→ WHAT IS NEEDED: Select every line containing the word "xlabel" from the material, and copy those lines.

•••

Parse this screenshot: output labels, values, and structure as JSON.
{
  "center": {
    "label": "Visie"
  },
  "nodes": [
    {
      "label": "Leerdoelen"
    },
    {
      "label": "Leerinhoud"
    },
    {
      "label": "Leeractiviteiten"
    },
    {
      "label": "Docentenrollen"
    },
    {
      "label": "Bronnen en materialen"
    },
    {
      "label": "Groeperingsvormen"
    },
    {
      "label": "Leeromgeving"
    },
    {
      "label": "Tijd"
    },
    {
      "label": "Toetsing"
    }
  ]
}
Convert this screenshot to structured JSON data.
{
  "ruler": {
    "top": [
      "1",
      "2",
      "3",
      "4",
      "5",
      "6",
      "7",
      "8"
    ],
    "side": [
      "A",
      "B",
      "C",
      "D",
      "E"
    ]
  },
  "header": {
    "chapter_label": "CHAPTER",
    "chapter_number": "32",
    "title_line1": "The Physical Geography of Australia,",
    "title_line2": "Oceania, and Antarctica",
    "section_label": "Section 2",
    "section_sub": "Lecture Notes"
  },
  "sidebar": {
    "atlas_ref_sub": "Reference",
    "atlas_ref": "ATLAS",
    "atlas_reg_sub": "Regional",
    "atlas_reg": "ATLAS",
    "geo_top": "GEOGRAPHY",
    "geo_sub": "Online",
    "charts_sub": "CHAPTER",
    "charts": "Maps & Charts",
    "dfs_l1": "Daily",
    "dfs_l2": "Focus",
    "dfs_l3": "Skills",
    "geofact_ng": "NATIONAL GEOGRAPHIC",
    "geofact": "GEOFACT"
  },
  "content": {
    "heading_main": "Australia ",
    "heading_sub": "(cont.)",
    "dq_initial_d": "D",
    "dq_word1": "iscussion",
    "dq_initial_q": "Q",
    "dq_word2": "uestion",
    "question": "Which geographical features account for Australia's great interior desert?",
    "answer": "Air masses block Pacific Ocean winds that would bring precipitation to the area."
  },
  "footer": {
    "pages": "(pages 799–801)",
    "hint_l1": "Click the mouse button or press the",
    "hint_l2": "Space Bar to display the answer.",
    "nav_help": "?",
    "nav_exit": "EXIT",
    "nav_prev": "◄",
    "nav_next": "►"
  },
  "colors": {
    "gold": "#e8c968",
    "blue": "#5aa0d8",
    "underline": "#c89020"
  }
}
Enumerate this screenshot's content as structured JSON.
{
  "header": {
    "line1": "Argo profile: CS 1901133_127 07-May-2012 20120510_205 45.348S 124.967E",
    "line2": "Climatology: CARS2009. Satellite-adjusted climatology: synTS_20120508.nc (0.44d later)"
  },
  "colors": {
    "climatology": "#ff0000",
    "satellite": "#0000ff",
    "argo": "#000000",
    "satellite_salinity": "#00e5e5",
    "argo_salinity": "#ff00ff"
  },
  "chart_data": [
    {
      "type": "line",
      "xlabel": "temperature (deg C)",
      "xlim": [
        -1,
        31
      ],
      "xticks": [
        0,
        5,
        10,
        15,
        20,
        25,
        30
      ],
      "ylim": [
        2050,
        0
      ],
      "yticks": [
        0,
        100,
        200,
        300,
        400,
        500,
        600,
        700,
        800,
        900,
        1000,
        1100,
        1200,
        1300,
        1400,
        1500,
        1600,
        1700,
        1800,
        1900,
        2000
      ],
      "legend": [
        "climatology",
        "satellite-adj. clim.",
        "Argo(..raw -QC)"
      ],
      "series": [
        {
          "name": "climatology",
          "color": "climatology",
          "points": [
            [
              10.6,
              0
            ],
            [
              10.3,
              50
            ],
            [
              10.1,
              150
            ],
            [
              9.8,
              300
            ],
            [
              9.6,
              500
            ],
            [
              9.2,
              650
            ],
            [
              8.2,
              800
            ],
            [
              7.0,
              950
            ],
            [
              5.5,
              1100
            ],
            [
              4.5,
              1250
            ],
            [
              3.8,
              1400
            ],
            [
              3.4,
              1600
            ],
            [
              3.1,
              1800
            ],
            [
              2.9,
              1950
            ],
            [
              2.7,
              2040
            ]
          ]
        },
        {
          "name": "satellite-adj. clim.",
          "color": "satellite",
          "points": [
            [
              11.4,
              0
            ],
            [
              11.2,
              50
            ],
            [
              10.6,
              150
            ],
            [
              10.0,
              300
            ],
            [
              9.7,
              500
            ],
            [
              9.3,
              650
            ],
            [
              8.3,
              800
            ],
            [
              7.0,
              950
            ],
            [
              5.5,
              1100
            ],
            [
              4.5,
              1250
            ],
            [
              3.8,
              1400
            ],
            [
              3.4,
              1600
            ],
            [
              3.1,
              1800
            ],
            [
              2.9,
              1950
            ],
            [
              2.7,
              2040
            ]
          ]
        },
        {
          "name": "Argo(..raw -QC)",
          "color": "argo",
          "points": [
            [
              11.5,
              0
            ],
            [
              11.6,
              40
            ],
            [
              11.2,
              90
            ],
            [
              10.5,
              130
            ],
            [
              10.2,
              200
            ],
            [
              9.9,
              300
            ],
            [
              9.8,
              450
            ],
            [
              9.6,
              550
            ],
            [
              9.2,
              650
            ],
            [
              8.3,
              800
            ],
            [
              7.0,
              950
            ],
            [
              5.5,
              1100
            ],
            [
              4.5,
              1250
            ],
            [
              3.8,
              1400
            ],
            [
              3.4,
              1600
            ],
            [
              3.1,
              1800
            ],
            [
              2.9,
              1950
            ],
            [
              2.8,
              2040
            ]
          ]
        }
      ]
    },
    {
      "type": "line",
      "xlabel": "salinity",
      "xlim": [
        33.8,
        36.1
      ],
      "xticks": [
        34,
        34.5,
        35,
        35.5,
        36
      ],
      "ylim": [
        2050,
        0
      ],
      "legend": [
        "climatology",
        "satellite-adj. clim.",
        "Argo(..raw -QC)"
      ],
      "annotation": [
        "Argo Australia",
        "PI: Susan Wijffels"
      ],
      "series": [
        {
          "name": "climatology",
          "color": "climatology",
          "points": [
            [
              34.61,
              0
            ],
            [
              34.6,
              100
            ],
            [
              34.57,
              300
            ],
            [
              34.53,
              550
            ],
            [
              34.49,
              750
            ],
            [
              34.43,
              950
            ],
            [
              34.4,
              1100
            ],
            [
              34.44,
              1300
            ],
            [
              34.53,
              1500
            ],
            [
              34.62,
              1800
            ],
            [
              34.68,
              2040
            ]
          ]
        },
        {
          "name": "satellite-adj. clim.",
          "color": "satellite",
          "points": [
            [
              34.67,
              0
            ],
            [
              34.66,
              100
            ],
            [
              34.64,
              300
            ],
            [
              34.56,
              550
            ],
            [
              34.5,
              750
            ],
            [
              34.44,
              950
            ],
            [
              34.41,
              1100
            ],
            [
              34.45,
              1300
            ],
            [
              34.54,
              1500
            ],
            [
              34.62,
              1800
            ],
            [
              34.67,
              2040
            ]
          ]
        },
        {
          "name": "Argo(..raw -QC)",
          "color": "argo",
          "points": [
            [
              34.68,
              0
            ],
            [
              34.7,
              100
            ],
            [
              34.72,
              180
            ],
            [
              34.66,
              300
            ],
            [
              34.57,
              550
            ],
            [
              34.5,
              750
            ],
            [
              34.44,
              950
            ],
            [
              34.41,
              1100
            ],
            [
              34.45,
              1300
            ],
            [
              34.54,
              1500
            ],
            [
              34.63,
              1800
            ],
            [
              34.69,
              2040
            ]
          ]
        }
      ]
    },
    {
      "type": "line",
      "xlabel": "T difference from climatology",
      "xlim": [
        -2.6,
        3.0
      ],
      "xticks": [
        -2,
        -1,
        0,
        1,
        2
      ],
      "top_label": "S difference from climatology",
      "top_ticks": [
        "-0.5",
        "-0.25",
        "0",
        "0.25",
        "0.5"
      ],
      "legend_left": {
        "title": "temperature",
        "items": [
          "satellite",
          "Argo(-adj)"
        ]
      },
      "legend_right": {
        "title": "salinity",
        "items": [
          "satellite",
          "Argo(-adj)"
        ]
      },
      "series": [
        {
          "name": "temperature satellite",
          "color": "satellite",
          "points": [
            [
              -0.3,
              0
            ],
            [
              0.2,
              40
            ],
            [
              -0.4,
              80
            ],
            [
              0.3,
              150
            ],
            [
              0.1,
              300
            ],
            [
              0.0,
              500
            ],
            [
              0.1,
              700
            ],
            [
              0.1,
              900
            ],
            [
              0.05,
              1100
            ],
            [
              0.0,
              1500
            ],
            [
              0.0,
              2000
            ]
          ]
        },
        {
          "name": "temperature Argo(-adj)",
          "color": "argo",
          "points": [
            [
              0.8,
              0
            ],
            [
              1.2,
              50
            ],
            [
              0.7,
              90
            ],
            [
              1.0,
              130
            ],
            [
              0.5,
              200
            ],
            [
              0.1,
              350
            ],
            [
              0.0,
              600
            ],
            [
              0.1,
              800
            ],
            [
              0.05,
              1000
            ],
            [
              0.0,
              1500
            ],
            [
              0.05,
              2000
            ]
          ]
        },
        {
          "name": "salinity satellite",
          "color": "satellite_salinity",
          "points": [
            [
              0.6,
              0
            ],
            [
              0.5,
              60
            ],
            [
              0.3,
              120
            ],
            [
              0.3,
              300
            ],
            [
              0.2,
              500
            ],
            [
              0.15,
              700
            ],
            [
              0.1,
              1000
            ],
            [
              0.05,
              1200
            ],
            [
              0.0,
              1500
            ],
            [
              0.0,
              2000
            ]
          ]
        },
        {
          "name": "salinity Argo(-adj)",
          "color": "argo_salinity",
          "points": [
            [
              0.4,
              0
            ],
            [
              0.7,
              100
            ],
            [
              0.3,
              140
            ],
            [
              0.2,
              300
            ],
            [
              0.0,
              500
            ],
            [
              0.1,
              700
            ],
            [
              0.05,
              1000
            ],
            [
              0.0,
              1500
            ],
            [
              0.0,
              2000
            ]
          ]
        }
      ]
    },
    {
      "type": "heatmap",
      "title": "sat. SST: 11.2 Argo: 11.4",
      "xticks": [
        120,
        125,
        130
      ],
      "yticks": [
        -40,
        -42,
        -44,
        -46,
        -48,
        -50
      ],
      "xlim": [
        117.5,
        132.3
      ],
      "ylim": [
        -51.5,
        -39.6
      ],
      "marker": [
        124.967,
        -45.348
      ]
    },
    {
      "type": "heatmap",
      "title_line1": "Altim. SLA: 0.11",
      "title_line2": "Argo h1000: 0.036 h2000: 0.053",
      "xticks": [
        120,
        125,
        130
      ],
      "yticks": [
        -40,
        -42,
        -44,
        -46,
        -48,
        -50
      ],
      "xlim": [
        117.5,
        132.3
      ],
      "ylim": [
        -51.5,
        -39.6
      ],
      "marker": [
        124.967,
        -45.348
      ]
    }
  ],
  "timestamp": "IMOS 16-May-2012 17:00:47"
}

•••

→ EXERCISE ANSWER:
      "xlabel": "temperature (deg C)",
      "xlabel": "salinity",
      "xlabel": "T difference from climatology",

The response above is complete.